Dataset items
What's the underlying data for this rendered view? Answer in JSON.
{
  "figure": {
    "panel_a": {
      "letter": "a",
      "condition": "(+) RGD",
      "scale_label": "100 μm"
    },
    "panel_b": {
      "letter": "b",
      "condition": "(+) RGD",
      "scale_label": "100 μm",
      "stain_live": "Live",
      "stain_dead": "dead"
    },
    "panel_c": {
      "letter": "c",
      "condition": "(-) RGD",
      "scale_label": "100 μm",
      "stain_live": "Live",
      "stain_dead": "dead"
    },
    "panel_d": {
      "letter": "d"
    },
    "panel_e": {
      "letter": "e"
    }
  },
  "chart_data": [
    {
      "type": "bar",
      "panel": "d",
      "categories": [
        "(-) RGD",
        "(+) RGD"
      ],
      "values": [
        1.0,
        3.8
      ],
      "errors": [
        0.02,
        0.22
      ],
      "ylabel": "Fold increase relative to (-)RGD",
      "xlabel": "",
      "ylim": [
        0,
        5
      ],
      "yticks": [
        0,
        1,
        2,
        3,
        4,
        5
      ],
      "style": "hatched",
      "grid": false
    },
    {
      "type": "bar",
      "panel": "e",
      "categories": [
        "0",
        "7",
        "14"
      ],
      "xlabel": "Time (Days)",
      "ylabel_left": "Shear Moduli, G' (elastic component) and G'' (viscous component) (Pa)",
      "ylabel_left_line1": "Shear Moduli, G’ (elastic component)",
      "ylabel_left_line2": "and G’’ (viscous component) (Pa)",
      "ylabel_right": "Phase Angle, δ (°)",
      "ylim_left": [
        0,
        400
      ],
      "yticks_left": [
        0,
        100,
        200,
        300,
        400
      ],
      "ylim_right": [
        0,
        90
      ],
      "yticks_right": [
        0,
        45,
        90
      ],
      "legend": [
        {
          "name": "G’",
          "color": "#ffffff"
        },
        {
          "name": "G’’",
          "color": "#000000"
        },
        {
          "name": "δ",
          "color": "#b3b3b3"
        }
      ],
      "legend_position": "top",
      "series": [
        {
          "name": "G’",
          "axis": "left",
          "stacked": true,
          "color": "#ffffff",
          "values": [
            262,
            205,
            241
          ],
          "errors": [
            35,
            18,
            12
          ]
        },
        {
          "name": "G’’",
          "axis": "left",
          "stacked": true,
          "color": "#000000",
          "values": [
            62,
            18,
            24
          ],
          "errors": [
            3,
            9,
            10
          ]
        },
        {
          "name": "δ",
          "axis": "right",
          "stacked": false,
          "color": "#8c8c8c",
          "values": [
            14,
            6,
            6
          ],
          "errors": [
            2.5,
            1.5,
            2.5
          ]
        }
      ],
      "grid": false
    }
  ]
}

_Required task:_
From the material above, gather all lines that include the string "component" and copy them.

_Result of this exercise:_
      "ylabel_left": "Shear Moduli, G' (elastic component) and G'' (viscous component) (Pa)",
      "ylabel_left_line1": "Shear Moduli, G’ (elastic component)",
      "ylabel_left_line2": "and G’’ (viscous component) (Pa)",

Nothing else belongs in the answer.